Record list:
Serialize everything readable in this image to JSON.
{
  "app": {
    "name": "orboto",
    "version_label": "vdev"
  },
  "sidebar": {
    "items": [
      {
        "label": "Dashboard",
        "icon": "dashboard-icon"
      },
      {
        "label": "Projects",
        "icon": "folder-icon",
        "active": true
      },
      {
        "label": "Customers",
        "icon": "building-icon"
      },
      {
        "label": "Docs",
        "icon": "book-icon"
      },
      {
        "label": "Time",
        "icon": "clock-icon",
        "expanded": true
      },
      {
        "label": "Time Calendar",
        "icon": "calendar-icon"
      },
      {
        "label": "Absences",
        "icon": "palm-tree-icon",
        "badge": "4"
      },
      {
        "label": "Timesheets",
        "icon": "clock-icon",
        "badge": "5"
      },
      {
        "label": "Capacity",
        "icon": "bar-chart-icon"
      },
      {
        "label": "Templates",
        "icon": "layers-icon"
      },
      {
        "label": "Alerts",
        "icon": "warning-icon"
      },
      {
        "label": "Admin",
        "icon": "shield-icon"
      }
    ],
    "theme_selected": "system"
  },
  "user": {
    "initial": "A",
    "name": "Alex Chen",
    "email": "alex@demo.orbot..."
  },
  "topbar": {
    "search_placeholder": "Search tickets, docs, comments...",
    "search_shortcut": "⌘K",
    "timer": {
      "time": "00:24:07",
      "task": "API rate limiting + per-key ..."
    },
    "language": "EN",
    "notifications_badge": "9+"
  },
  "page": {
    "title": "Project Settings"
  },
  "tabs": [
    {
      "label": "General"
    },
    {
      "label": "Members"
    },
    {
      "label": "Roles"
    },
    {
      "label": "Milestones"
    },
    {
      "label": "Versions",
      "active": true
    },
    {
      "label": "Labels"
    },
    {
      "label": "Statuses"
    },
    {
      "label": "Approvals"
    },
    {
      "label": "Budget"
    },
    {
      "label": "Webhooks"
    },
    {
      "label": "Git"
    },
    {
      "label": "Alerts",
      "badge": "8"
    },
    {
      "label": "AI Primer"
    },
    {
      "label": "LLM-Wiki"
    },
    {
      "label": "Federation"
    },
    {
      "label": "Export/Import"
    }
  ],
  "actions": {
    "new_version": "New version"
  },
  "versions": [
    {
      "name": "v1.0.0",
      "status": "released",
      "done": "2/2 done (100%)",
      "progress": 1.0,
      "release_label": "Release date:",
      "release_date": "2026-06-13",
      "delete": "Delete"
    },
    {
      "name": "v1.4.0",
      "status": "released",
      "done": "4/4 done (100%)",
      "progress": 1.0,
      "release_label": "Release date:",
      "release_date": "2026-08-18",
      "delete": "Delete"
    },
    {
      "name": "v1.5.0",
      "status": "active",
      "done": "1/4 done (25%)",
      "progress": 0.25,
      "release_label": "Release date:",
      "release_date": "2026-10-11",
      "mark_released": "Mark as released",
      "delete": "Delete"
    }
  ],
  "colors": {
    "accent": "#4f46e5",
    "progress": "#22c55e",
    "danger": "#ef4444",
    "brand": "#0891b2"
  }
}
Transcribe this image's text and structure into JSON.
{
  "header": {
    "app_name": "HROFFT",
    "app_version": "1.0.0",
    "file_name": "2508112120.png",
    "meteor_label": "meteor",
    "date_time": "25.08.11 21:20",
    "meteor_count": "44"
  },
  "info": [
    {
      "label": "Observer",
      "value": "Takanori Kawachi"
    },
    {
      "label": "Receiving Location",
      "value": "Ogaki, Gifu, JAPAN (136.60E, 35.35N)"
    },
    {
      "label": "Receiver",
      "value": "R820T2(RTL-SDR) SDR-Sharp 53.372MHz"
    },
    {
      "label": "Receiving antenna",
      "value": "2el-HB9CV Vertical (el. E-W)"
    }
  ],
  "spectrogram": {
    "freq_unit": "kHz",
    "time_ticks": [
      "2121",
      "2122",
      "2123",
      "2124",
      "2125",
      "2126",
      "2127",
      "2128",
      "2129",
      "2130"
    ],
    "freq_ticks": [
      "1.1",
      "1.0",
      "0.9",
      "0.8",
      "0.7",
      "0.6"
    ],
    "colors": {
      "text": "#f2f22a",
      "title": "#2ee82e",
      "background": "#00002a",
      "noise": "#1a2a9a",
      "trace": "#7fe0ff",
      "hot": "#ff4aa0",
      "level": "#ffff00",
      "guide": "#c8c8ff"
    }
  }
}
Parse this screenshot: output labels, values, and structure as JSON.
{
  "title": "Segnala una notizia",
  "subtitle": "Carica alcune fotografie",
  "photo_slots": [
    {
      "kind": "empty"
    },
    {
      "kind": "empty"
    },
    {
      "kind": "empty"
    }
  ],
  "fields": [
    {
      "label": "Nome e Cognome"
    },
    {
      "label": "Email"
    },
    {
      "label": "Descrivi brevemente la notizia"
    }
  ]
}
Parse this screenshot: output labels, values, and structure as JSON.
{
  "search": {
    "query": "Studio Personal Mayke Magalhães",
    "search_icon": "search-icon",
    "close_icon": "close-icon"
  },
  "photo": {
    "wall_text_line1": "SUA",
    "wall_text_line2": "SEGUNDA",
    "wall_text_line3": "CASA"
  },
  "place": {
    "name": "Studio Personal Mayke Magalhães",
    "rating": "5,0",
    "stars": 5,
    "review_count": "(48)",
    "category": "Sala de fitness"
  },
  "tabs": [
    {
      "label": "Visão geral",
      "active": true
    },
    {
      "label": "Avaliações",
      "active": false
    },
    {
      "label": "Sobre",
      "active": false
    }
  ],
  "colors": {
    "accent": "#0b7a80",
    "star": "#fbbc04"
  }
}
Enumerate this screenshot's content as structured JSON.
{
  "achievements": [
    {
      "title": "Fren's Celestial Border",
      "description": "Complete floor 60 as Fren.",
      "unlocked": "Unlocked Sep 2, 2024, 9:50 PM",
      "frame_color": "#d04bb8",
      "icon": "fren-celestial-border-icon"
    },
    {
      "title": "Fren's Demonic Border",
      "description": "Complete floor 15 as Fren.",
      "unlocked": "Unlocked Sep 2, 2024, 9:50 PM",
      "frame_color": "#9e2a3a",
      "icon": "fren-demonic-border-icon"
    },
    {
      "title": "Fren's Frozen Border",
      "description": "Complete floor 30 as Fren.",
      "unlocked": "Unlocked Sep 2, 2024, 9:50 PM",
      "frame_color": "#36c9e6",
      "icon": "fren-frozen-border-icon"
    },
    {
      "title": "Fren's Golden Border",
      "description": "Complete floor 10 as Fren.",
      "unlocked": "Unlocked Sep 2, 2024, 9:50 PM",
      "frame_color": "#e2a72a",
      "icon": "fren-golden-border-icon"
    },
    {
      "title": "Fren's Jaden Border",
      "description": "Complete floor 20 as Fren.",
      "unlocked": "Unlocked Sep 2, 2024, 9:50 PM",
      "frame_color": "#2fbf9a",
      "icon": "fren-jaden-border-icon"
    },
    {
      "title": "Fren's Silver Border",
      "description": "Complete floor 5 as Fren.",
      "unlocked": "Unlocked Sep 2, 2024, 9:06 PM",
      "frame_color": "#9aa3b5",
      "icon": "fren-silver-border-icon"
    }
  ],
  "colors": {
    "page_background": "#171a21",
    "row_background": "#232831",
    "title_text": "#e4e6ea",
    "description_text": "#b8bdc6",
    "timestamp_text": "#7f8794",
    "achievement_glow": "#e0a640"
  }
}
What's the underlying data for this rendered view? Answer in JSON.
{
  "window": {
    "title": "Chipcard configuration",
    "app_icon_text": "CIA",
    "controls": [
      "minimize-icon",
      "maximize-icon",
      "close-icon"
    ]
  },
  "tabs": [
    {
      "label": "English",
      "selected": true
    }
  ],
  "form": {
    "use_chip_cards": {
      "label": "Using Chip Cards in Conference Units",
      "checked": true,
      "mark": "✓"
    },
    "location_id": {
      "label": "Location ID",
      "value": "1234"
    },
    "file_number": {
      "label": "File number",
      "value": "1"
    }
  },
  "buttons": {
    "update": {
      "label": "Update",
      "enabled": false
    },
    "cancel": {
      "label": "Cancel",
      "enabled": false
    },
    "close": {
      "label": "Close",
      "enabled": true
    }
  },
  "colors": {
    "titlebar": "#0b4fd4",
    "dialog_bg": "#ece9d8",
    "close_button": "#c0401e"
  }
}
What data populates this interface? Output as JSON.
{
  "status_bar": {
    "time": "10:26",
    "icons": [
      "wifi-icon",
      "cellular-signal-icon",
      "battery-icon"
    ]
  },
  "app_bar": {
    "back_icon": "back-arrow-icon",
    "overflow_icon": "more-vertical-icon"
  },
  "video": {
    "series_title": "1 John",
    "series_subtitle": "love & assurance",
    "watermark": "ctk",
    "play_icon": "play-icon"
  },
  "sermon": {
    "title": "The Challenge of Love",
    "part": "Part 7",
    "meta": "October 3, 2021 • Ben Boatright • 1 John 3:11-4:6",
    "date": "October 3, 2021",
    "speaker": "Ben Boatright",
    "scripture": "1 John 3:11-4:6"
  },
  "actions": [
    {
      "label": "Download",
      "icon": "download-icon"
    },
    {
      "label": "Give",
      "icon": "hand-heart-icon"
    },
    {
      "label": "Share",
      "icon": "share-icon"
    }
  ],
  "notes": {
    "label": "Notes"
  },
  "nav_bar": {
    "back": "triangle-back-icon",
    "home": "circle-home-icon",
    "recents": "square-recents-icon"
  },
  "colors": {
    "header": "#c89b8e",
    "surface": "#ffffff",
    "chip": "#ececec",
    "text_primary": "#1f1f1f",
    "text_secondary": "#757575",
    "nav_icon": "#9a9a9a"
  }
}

Set task: Copy out every line of the data that includes "Personal".

Result:
    "query": "Studio Personal Mayke Magalhães",
    "name": "Studio Personal Mayke Magalhães",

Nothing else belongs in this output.